All of the data that follows should be retyped exactly, please, except the pictures.

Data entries
(begin)
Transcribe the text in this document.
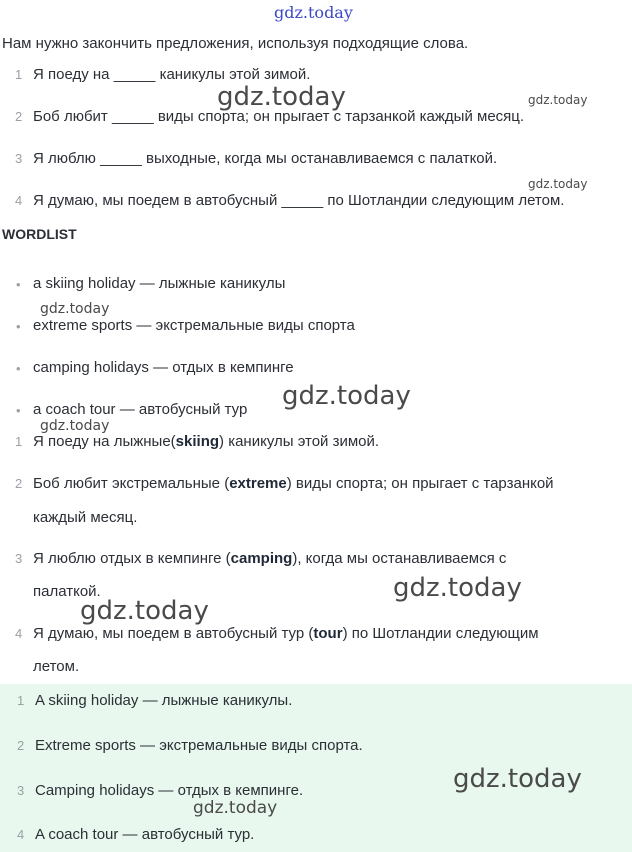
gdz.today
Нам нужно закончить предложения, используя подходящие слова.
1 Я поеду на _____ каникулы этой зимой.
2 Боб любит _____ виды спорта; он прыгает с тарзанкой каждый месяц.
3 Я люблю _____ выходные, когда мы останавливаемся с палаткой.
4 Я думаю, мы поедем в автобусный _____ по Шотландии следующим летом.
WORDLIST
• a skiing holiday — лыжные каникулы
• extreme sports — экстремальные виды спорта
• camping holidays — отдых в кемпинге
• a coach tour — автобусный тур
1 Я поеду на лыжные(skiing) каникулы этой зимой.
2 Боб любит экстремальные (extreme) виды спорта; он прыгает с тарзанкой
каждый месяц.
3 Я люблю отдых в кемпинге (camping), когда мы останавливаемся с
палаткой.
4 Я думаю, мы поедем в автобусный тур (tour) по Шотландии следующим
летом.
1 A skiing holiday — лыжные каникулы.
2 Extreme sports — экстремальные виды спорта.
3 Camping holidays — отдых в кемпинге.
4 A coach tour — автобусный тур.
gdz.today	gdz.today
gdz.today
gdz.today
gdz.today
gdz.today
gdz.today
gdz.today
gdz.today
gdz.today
(end)
■ Expected answer
Transcribe the text in this document.
gdz.today
Нам нужно закончить предложения, используя подходящие слова.
1 Я поеду на _____ каникулы этой зимой.
2 Боб любит _____ виды спорта; он прыгает с тарзанкой каждый месяц.
3 Я люблю _____ выходные, когда мы останавливаемся с палаткой.
4 Я думаю, мы поедем в автобусный _____ по Шотландии следующим летом.
WORDLIST
• a skiing holiday — лыжные каникулы
• extreme sports — экстремальные виды спорта
• camping holidays — отдых в кемпинге
• a coach tour — автобусный тур
1 Я поеду на лыжные(skiing) каникулы этой зимой.
2 Боб любит экстремальные (extreme) виды спорта; он прыгает с тарзанкой
каждый месяц.
3 Я люблю отдых в кемпинге (camping), когда мы останавливаемся с
палаткой.
4 Я думаю, мы поедем в автобусный тур (tour) по Шотландии следующим
летом.
1 A skiing holiday — лыжные каникулы.
2 Extreme sports — экстремальные виды спорта.
3 Camping holidays — отдых в кемпинге.
4 A coach tour — автобусный тур.
gdz.today	gdz.today
gdz.today
gdz.today
gdz.today
gdz.today
gdz.today
gdz.today
gdz.today
gdz.today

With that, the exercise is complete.